┌─ Material for the task

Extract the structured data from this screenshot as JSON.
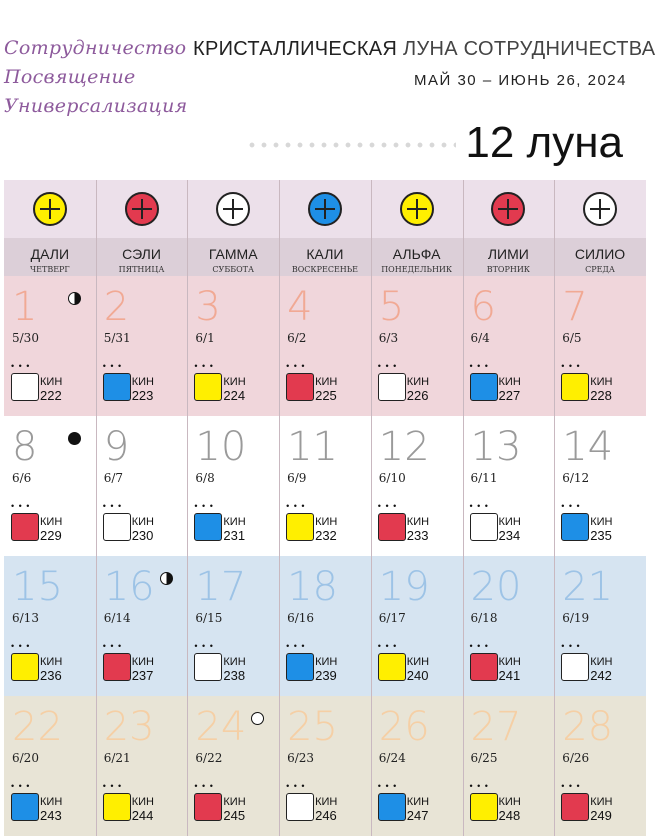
{
  "header": {
    "motto": [
      "Сотрудничество",
      "Посвящение",
      "Универсализация"
    ],
    "title_main": "КРИСТАЛЛИЧЕСКАЯ",
    "title_sub": "ЛУНА СОТРУДНИЧЕСТВА",
    "dates": "МАЙ 30 – ИЮНЬ 26, 2024",
    "moon_number": "12",
    "moon_word": "луна"
  },
  "colors": {
    "week1": "#f0d6db",
    "week2": "#ffffff",
    "week3": "#d6e4f1",
    "week4": "#e8e4d6",
    "week1_num": "#f1a994",
    "week2_num": "#9a9a9a",
    "week3_num": "#9dc3e6",
    "week4_num": "#f5cfa5"
  },
  "plasmas": [
    {
      "name": "ДАЛИ",
      "day": "ЧЕТВЕРГ",
      "color": "#ffef00",
      "icon": "dali-plasma-icon"
    },
    {
      "name": "СЭЛИ",
      "day": "ПЯТНИЦА",
      "color": "#e23a4f",
      "icon": "seli-plasma-icon"
    },
    {
      "name": "ГАММА",
      "day": "СУББОТА",
      "color": "#ffffff",
      "icon": "gamma-plasma-icon"
    },
    {
      "name": "КАЛИ",
      "day": "ВОСКРЕСЕНЬЕ",
      "color": "#1e8fe6",
      "icon": "kali-plasma-icon"
    },
    {
      "name": "АЛЬФА",
      "day": "ПОНЕДЕЛЬНИК",
      "color": "#ffef00",
      "icon": "alfa-plasma-icon"
    },
    {
      "name": "ЛИМИ",
      "day": "ВТОРНИК",
      "color": "#e23a4f",
      "icon": "limi-plasma-icon"
    },
    {
      "name": "СИЛИО",
      "day": "СРЕДА",
      "color": "#ffffff",
      "icon": "silio-plasma-icon"
    }
  ],
  "kin_label": "КИН",
  "weeks": [
    [
      {
        "n": "1",
        "d": "5/30",
        "kin": "222",
        "c": "#ffffff",
        "moon": "half"
      },
      {
        "n": "2",
        "d": "5/31",
        "kin": "223",
        "c": "#1e8fe6"
      },
      {
        "n": "3",
        "d": "6/1",
        "kin": "224",
        "c": "#ffef00"
      },
      {
        "n": "4",
        "d": "6/2",
        "kin": "225",
        "c": "#e23a4f"
      },
      {
        "n": "5",
        "d": "6/3",
        "kin": "226",
        "c": "#ffffff"
      },
      {
        "n": "6",
        "d": "6/4",
        "kin": "227",
        "c": "#1e8fe6"
      },
      {
        "n": "7",
        "d": "6/5",
        "kin": "228",
        "c": "#ffef00"
      }
    ],
    [
      {
        "n": "8",
        "d": "6/6",
        "kin": "229",
        "c": "#e23a4f",
        "moon": "new"
      },
      {
        "n": "9",
        "d": "6/7",
        "kin": "230",
        "c": "#ffffff"
      },
      {
        "n": "10",
        "d": "6/8",
        "kin": "231",
        "c": "#1e8fe6"
      },
      {
        "n": "11",
        "d": "6/9",
        "kin": "232",
        "c": "#ffef00"
      },
      {
        "n": "12",
        "d": "6/10",
        "kin": "233",
        "c": "#e23a4f"
      },
      {
        "n": "13",
        "d": "6/11",
        "kin": "234",
        "c": "#ffffff"
      },
      {
        "n": "14",
        "d": "6/12",
        "kin": "235",
        "c": "#1e8fe6"
      }
    ],
    [
      {
        "n": "15",
        "d": "6/13",
        "kin": "236",
        "c": "#ffef00"
      },
      {
        "n": "16",
        "d": "6/14",
        "kin": "237",
        "c": "#e23a4f",
        "moon": "half"
      },
      {
        "n": "17",
        "d": "6/15",
        "kin": "238",
        "c": "#ffffff"
      },
      {
        "n": "18",
        "d": "6/16",
        "kin": "239",
        "c": "#1e8fe6"
      },
      {
        "n": "19",
        "d": "6/17",
        "kin": "240",
        "c": "#ffef00"
      },
      {
        "n": "20",
        "d": "6/18",
        "kin": "241",
        "c": "#e23a4f"
      },
      {
        "n": "21",
        "d": "6/19",
        "kin": "242",
        "c": "#ffffff"
      }
    ],
    [
      {
        "n": "22",
        "d": "6/20",
        "kin": "243",
        "c": "#1e8fe6"
      },
      {
        "n": "23",
        "d": "6/21",
        "kin": "244",
        "c": "#ffef00"
      },
      {
        "n": "24",
        "d": "6/22",
        "kin": "245",
        "c": "#e23a4f",
        "moon": "full"
      },
      {
        "n": "25",
        "d": "6/23",
        "kin": "246",
        "c": "#ffffff"
      },
      {
        "n": "26",
        "d": "6/24",
        "kin": "247",
        "c": "#1e8fe6"
      },
      {
        "n": "27",
        "d": "6/25",
        "kin": "248",
        "c": "#ffef00"
      },
      {
        "n": "28",
        "d": "6/26",
        "kin": "249",
        "c": "#e23a4f"
      }
    ]
  ]
}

└─

§ Task brief
Read the entries and select each line where the word "name" is found.

§ Answer to this task
      "name": "ДАЛИ",
      "name": "СЭЛИ",
      "name": "ГАММА",
      "name": "КАЛИ",
      "name": "АЛЬФА",
      "name": "ЛИМИ",
      "name": "СИЛИО",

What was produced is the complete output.